[SHORT TASK]
Pick every line from the data that holds the word "Instagram".

[Data records]
══════════════════════════════

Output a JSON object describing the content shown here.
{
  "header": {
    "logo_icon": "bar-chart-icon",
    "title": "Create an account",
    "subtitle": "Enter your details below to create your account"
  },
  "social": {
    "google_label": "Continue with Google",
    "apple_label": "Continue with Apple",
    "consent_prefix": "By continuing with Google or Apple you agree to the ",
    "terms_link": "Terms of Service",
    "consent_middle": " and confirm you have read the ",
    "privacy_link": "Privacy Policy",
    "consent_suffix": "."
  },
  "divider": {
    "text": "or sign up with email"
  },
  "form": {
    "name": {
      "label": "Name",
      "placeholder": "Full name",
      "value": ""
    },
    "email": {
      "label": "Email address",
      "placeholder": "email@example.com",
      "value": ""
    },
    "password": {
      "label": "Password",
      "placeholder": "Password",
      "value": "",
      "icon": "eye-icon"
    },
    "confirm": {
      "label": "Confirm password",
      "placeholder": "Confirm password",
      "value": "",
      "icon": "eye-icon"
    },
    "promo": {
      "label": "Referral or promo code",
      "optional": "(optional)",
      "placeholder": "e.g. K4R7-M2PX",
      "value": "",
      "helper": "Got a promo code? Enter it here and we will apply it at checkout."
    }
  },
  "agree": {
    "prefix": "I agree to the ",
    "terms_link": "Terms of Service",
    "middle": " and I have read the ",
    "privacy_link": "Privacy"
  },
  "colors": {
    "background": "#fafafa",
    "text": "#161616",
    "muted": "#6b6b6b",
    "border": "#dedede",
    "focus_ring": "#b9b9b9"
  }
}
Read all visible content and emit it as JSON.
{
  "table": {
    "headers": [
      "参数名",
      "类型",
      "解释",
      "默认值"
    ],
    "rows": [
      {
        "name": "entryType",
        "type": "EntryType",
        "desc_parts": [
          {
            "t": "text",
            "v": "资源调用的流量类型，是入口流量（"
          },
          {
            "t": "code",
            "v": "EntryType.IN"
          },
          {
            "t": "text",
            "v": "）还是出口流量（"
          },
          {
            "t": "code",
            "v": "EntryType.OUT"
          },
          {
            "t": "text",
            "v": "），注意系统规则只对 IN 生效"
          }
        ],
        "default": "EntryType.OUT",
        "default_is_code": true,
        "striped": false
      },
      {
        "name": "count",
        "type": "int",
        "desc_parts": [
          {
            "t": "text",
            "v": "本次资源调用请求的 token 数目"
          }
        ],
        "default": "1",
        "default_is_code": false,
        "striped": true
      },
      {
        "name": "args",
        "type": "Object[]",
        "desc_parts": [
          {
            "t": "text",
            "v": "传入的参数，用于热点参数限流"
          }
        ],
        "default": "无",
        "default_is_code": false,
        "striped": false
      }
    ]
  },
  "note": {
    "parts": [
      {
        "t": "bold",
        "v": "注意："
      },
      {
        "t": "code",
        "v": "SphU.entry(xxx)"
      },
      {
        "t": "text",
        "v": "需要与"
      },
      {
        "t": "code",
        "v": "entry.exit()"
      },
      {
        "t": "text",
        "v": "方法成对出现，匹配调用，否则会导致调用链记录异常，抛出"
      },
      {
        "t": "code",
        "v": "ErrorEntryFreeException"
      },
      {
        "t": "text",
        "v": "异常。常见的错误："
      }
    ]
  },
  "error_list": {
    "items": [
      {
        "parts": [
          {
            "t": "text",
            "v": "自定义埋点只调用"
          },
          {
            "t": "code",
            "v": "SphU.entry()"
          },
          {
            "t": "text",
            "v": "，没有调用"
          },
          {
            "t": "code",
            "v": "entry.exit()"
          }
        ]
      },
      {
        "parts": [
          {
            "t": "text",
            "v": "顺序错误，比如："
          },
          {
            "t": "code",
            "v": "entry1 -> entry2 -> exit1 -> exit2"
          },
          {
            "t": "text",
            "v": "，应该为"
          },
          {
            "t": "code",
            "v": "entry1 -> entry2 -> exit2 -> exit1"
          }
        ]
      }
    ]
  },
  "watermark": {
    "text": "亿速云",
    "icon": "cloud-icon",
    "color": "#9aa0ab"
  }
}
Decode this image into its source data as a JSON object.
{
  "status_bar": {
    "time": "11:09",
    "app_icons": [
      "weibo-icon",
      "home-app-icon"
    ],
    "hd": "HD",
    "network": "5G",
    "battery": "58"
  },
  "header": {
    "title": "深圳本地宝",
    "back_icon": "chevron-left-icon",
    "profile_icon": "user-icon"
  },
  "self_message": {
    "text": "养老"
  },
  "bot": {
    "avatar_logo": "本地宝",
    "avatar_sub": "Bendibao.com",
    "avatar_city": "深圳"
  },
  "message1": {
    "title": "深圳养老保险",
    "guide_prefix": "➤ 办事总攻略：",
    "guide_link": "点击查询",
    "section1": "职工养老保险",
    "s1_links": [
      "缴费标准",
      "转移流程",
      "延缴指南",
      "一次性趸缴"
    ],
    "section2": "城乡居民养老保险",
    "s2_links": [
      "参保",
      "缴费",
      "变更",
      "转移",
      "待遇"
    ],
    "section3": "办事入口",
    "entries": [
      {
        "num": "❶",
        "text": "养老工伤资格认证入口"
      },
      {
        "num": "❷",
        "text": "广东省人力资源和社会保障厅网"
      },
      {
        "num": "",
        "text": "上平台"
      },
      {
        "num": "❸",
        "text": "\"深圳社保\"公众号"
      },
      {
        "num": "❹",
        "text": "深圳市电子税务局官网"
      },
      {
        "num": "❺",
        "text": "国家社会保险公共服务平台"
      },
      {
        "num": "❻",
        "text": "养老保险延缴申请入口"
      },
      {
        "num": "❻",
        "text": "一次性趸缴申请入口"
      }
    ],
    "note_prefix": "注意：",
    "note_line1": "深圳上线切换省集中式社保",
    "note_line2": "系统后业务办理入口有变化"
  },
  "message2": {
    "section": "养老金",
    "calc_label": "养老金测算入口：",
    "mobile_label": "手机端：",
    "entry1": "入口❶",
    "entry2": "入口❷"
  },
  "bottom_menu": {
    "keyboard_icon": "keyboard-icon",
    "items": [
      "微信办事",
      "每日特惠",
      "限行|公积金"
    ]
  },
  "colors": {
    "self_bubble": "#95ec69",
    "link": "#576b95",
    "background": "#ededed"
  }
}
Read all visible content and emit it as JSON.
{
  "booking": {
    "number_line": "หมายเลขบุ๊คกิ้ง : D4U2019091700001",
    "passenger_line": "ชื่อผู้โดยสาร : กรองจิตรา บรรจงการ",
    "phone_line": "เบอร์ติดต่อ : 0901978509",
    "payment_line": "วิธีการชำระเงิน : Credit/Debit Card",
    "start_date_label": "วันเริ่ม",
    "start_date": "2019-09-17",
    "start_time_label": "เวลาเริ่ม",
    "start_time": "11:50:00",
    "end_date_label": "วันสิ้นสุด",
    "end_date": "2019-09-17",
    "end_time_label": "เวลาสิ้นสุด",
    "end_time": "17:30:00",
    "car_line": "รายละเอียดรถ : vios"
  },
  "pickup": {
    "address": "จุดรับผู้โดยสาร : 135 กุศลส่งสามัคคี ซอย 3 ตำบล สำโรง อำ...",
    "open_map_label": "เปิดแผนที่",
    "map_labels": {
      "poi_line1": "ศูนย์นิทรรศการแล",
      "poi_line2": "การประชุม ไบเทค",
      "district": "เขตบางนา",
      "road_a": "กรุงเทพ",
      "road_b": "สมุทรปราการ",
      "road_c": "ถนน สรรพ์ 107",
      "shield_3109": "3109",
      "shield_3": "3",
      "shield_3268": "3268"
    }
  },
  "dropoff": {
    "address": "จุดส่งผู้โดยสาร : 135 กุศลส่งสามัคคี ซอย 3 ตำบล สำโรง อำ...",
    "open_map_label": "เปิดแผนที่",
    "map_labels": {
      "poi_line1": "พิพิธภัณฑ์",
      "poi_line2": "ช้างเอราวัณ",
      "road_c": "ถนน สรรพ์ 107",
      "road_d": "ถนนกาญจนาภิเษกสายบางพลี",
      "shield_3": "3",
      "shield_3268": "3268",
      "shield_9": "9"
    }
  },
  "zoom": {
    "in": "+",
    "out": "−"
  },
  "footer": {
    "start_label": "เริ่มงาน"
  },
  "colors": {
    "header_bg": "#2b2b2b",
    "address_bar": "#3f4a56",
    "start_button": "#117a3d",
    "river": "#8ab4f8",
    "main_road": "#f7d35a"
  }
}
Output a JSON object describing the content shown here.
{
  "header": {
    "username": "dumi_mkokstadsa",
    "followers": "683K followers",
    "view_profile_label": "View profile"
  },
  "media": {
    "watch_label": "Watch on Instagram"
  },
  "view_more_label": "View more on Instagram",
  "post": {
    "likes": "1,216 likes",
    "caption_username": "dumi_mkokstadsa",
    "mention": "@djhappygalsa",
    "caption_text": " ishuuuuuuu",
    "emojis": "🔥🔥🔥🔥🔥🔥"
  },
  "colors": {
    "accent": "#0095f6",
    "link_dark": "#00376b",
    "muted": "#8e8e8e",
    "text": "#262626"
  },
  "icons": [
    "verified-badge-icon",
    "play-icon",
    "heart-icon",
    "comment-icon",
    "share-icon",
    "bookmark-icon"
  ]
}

══════════════════════════════

[PROBLEM SOLUTION]
    "watch_label": "Watch on Instagram"
  "view_more_label": "View more on Instagram",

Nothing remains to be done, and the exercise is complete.